TESTO DA ESAMINARE »
►

Cosenza, nuova tegola giudiziaria per Mario Occhiuto: indagato per bancarotta fraudolenta

Cosenza – Il sindaco di Cosenza Mario Occhiuto ha ricevuto un avviso conclusione indagini per bancarotta fraudolenta in relazione al fallimento di una società di cui era amministratore. Secondo l’accusa, dalla società oggetto di indagine, la Ofin srl, fallita nel 2014, sarebbero state distratte a più riprese somme per un totale di oltre tre milioni di euro. Le indagini sono state condotte dal Nucleo di polizia economico finanziaria della Guardia di finanza di Cosenza, coordinate dalla Procura.
Il sindaco di Cosenza Mario Occhiuto, indagato per bancarotta fraudolenta nella sua qualità di amministratore e legale rappresentante della società Ofin, fallita nel 2014, è accusato dalla Procura di Cosenza di avere distratto dal capitale della società oltre tre milioni di euro destinandoli all’aumento di capitale di altre due aziende. Nell’inchiesta sono indagati anche Carmine Potestio, socio della Ofin e, in passato, capo di gabinetto di Occhiuto al Comune, e la sorella del sindaco Annunziata, in qualità di amministratore e legale rappresentante della società da settembre a ottobre 2014, data del fallimento. Occhiuto è ritenuto responsabile anche della distrazione di alcuni immobili della Ofin, di cui avrebbe ceduto il contratto di leasing ad altre società a lui riconducibili senza alcun corrispettivo.

Sindaco Cosenza “Condotta legittima, sono sereno”
“Mi è stato notificato questa mattina un avviso di conclusione indagini per fatti che risalgono al 2006 e fino al 2011, relativi a una società, la Ofin srl, fallita nel 2014, di cui ho fatto parte come amministratore delegato. Tengo a precisare che si tratta di una società che ho lasciato non appena diventato sindaco, come tutte le altre in cui ero presente prima dell’elezione al Comune di Cosenza. Non ho ancora avuto modo di visionare gli atti e con il mio legale di fiducia provvederò a fornire i chiarimenti del caso”.

◄

CONSEGNE DI LAVORO »
A. Trascriva fedelmente il passo dell'articolo che si apre con le parole contenenti "Il sindaco di Cosenza Mario Occhiuto, indagato" e si chiude con "senza alcun corrispettivo.".
B. Riformuli in un elenco puntato il paragrafo dell'articolo che comincia con «Il sindaco di Cosenza Mario Occhiuto, indagato», conservandone i fatti principali.
I record non hanno alcun ruolo in questo lavoro.

MATERIALE DI ESERCITAZIONE »

►

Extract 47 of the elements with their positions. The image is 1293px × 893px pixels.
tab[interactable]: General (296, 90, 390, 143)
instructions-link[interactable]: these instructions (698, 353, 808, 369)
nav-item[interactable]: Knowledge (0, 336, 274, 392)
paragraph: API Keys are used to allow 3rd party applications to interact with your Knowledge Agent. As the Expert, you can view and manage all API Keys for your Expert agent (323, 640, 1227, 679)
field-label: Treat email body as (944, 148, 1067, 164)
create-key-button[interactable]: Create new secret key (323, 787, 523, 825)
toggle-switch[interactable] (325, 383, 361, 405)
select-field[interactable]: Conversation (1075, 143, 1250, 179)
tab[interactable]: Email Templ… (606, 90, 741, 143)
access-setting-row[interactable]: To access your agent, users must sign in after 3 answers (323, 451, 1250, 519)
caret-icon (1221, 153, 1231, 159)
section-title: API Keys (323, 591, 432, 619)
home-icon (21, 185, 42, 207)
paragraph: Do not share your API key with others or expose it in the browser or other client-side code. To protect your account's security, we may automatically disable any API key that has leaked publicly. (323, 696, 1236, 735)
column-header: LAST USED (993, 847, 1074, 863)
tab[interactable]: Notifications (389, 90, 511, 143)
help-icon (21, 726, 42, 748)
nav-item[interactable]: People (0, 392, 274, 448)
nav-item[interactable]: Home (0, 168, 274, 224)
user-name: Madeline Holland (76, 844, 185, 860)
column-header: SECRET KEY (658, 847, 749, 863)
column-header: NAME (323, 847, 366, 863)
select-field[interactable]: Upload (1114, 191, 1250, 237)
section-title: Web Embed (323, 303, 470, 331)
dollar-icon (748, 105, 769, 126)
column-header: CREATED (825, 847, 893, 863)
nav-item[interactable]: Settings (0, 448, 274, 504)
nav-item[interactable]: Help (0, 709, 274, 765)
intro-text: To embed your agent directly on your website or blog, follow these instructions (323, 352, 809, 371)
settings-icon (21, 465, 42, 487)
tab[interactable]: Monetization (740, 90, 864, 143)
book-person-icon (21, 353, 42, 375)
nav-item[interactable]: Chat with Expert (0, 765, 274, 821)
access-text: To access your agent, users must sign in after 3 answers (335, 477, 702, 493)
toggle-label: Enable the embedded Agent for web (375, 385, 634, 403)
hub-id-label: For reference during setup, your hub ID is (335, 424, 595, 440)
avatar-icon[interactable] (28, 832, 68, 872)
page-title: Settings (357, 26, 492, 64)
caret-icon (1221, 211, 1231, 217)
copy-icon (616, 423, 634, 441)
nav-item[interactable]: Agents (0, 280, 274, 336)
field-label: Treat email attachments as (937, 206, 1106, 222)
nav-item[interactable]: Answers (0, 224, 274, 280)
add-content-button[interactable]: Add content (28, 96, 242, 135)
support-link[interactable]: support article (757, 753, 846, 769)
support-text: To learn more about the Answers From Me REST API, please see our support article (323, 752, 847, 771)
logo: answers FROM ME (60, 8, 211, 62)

◄

RISULTATI ATTESI »
A.
Il sindaco di Cosenza Mario Occhiuto, indagato per bancarotta fraudolenta nella sua qualità di amministratore e legale rappresentante della società Ofin, fallita nel 2014, è accusato dalla Procura di Cosenza di avere distratto dal capitale della società oltre tre milioni di euro destinandoli all’aumento di capitale di altre due aziende. Nell’inchiesta sono indagati anche Carmine Potestio, socio della Ofin e, in passato, capo di gabinetto di Occhiuto al Comune, e la sorella del sindaco Annunziata, in qualità di amministratore e legale rappresentante della società da settembre a ottobre 2014, data del fallimento. Occhiuto è ritenuto responsabile anche della distrazione di alcuni immobili della Ofin, di cui avrebbe ceduto il contratto di leasing ad altre società a lui riconducibili senza alcun corrispettivo.

B.
- Mario Occhiuto, sindaco di Cosenza, è indagato per bancarotta fraudolenta come amministratore e legale rappresentante della Ofin, società fallita nel 2014.
- La Procura di Cosenza lo accusa di aver distratto dal capitale della società oltre tre milioni di euro. Secondo l'accusa, la somma è stata destinata all'aumento di capitale di altre due aziende.
- Sono indagati anche Carmine Potestio e Annunziata, sorella del sindaco. Potestio è socio della Ofin ed è stato in passato capo di gabinetto di Occhiuto al Comune. Annunziata è stata amministratore e legale rappresentante della società da settembre a ottobre 2014.
- Occhiuto è ritenuto responsabile anche della distrazione di alcuni immobili della Ofin. Ne avrebbe ceduto il contratto di leasing, senza alcun corrispettivo, ad altre società a lui riconducibili.